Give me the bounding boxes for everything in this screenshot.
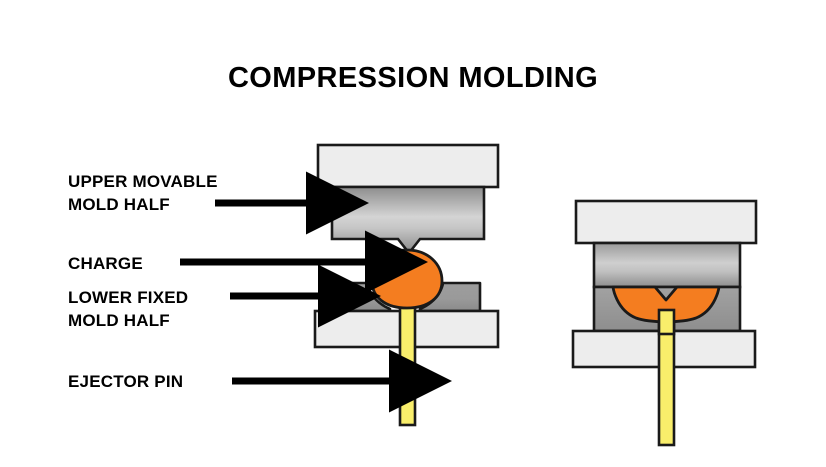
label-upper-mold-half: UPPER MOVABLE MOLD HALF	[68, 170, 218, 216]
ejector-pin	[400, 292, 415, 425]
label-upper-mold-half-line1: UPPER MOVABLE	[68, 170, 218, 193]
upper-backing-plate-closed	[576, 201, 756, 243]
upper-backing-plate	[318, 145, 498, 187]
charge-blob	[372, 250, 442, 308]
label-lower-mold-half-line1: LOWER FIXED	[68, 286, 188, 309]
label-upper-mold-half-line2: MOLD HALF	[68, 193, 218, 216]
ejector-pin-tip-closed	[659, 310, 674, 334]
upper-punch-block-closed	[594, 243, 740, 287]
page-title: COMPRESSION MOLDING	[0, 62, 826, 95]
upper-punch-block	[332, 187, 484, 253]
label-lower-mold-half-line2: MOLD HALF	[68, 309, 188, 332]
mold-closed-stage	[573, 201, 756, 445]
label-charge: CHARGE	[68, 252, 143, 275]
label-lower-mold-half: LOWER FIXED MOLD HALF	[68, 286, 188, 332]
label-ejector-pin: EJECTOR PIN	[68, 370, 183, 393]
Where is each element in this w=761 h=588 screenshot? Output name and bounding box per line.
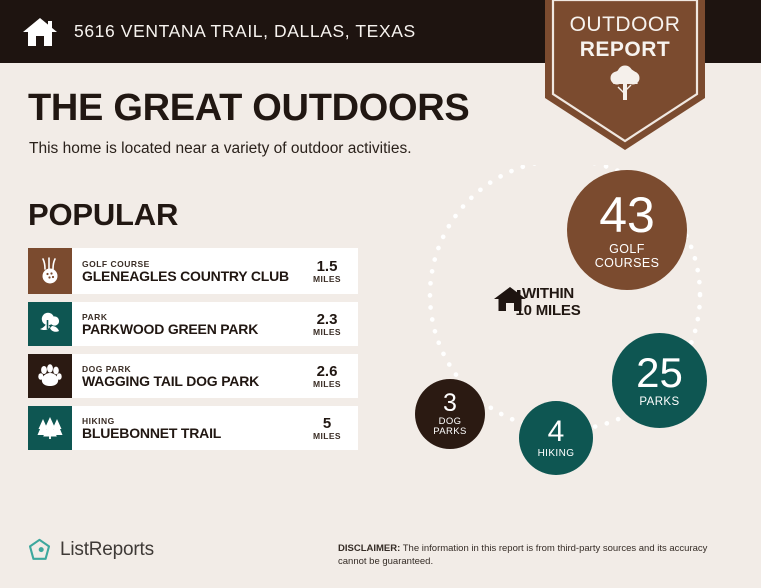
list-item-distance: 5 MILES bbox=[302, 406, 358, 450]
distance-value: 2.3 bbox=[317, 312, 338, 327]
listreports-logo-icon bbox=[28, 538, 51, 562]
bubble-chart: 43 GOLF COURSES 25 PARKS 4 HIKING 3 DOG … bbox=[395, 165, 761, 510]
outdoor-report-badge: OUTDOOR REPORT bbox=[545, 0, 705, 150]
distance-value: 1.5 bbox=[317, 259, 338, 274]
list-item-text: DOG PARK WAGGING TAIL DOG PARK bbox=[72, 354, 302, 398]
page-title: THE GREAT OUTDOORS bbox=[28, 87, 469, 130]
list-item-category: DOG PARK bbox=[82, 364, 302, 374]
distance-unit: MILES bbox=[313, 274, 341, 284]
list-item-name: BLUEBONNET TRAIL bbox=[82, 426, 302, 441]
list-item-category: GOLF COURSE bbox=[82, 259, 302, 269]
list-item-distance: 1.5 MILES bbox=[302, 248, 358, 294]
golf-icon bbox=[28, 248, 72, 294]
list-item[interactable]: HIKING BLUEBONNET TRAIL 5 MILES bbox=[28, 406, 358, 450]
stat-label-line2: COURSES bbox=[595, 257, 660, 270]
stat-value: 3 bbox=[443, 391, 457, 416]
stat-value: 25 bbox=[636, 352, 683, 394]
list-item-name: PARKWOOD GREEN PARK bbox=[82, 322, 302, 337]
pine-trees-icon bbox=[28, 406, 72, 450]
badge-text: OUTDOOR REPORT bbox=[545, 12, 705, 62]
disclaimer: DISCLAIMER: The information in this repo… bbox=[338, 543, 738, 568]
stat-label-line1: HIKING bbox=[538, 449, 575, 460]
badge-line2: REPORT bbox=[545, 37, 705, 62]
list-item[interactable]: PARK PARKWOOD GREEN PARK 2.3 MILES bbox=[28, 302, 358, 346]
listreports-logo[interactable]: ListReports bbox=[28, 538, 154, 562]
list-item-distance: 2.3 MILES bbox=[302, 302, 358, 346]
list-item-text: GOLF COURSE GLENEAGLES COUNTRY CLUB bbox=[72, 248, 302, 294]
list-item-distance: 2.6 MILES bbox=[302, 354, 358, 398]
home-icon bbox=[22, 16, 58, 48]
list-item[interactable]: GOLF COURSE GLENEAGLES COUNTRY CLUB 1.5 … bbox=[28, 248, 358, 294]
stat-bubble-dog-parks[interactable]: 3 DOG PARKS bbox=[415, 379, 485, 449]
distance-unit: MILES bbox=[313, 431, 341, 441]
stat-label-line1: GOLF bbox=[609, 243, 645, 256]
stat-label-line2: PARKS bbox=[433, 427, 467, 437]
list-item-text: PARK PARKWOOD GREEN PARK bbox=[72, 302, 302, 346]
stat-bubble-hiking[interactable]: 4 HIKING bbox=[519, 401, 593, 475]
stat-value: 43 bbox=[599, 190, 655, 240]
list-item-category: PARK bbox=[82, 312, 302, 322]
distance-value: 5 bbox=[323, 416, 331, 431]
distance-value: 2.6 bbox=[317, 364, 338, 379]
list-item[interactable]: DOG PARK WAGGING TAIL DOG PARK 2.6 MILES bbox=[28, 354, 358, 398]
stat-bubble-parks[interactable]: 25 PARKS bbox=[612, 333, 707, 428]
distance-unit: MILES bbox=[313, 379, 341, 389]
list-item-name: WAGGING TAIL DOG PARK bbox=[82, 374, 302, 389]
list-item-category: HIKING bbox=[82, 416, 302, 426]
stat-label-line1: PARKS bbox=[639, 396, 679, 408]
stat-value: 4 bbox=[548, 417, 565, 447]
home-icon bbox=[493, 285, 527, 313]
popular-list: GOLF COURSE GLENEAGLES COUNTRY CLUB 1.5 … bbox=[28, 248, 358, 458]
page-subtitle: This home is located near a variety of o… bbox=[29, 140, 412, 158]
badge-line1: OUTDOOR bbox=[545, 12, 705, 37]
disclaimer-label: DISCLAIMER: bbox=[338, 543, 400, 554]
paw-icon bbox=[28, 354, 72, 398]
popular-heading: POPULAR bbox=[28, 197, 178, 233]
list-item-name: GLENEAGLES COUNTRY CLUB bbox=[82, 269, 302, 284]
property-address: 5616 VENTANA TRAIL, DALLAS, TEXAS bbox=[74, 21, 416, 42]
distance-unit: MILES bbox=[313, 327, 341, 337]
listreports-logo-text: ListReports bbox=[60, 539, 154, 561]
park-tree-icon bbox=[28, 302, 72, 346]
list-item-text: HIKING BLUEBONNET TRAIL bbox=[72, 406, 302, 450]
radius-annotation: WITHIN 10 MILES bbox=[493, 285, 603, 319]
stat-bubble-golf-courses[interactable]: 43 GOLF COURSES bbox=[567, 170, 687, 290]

· · · · · · ·

* Instructions for the task *
Please copy out the listing above line for line, with no changes, and omit the pictures from your copy.

* Response to the task *
Give me the bounding boxes for everything in this screenshot.
label-upper-mold-half: UPPER MOVABLE MOLD HALF	[68, 170, 218, 216]
ejector-pin	[400, 292, 415, 425]
label-upper-mold-half-line1: UPPER MOVABLE	[68, 170, 218, 193]
upper-backing-plate-closed	[576, 201, 756, 243]
upper-backing-plate	[318, 145, 498, 187]
charge-blob	[372, 250, 442, 308]
label-lower-mold-half-line1: LOWER FIXED	[68, 286, 188, 309]
label-upper-mold-half-line2: MOLD HALF	[68, 193, 218, 216]
ejector-pin-tip-closed	[659, 310, 674, 334]
upper-punch-block-closed	[594, 243, 740, 287]
page-title: COMPRESSION MOLDING	[0, 62, 826, 95]
upper-punch-block	[332, 187, 484, 253]
label-lower-mold-half-line2: MOLD HALF	[68, 309, 188, 332]
mold-closed-stage	[573, 201, 756, 445]
label-charge: CHARGE	[68, 252, 143, 275]
label-lower-mold-half: LOWER FIXED MOLD HALF	[68, 286, 188, 332]
label-ejector-pin: EJECTOR PIN	[68, 370, 183, 393]
Where is each element in this w=761 h=588 screenshot? Output name and bounding box per line.
list-item-distance: 5 MILES bbox=[302, 406, 358, 450]
distance-value: 2.3 bbox=[317, 312, 338, 327]
listreports-logo-icon bbox=[28, 538, 51, 562]
bubble-chart: 43 GOLF COURSES 25 PARKS 4 HIKING 3 DOG … bbox=[395, 165, 761, 510]
outdoor-report-badge: OUTDOOR REPORT bbox=[545, 0, 705, 150]
distance-value: 1.5 bbox=[317, 259, 338, 274]
list-item-text: DOG PARK WAGGING TAIL DOG PARK bbox=[72, 354, 302, 398]
page-title: THE GREAT OUTDOORS bbox=[28, 87, 469, 130]
list-item-category: DOG PARK bbox=[82, 364, 302, 374]
distance-unit: MILES bbox=[313, 274, 341, 284]
list-item-name: BLUEBONNET TRAIL bbox=[82, 426, 302, 441]
list-item-category: GOLF COURSE bbox=[82, 259, 302, 269]
list-item-distance: 1.5 MILES bbox=[302, 248, 358, 294]
golf-icon bbox=[28, 248, 72, 294]
list-item[interactable]: HIKING BLUEBONNET TRAIL 5 MILES bbox=[28, 406, 358, 450]
stat-label-line2: COURSES bbox=[595, 257, 660, 270]
stat-value: 3 bbox=[443, 391, 457, 416]
stat-value: 25 bbox=[636, 352, 683, 394]
list-item-name: PARKWOOD GREEN PARK bbox=[82, 322, 302, 337]
pine-trees-icon bbox=[28, 406, 72, 450]
badge-text: OUTDOOR REPORT bbox=[545, 12, 705, 62]
disclaimer: DISCLAIMER: The information in this repo… bbox=[338, 543, 738, 568]
stat-label-line1: HIKING bbox=[538, 449, 575, 460]
badge-line2: REPORT bbox=[545, 37, 705, 62]
list-item[interactable]: PARK PARKWOOD GREEN PARK 2.3 MILES bbox=[28, 302, 358, 346]
listreports-logo[interactable]: ListReports bbox=[28, 538, 154, 562]
list-item-distance: 2.3 MILES bbox=[302, 302, 358, 346]
list-item-text: GOLF COURSE GLENEAGLES COUNTRY CLUB bbox=[72, 248, 302, 294]
list-item-distance: 2.6 MILES bbox=[302, 354, 358, 398]
home-icon bbox=[22, 16, 58, 48]
list-item[interactable]: GOLF COURSE GLENEAGLES COUNTRY CLUB 1.5 … bbox=[28, 248, 358, 294]
stat-bubble-dog-parks[interactable]: 3 DOG PARKS bbox=[415, 379, 485, 449]
distance-unit: MILES bbox=[313, 431, 341, 441]
stat-label-line1: GOLF bbox=[609, 243, 645, 256]
stat-label-line2: PARKS bbox=[433, 427, 467, 437]
list-item-text: PARK PARKWOOD GREEN PARK bbox=[72, 302, 302, 346]
stat-bubble-hiking[interactable]: 4 HIKING bbox=[519, 401, 593, 475]
stat-value: 43 bbox=[599, 190, 655, 240]
list-item-category: PARK bbox=[82, 312, 302, 322]
distance-value: 5 bbox=[323, 416, 331, 431]
distance-value: 2.6 bbox=[317, 364, 338, 379]
list-item[interactable]: DOG PARK WAGGING TAIL DOG PARK 2.6 MILES bbox=[28, 354, 358, 398]
stat-bubble-parks[interactable]: 25 PARKS bbox=[612, 333, 707, 428]
distance-unit: MILES bbox=[313, 379, 341, 389]
list-item-name: WAGGING TAIL DOG PARK bbox=[82, 374, 302, 389]
list-item-category: HIKING bbox=[82, 416, 302, 426]
stat-label-line1: PARKS bbox=[639, 396, 679, 408]
stat-value: 4 bbox=[548, 417, 565, 447]
home-icon bbox=[493, 285, 527, 313]
popular-list: GOLF COURSE GLENEAGLES COUNTRY CLUB 1.5 … bbox=[28, 248, 358, 458]
page-subtitle: This home is located near a variety of o… bbox=[29, 140, 412, 158]
badge-line1: OUTDOOR bbox=[545, 12, 705, 37]
disclaimer-label: DISCLAIMER: bbox=[338, 543, 400, 554]
paw-icon bbox=[28, 354, 72, 398]
popular-heading: POPULAR bbox=[28, 197, 178, 233]
list-item-name: GLENEAGLES COUNTRY CLUB bbox=[82, 269, 302, 284]
property-address: 5616 VENTANA TRAIL, DALLAS, TEXAS bbox=[74, 21, 416, 42]
distance-unit: MILES bbox=[313, 327, 341, 337]
listreports-logo-text: ListReports bbox=[60, 539, 154, 561]
park-tree-icon bbox=[28, 302, 72, 346]
list-item-text: HIKING BLUEBONNET TRAIL bbox=[72, 406, 302, 450]
radius-annotation: WITHIN 10 MILES bbox=[493, 285, 603, 319]
stat-bubble-golf-courses[interactable]: 43 GOLF COURSES bbox=[567, 170, 687, 290]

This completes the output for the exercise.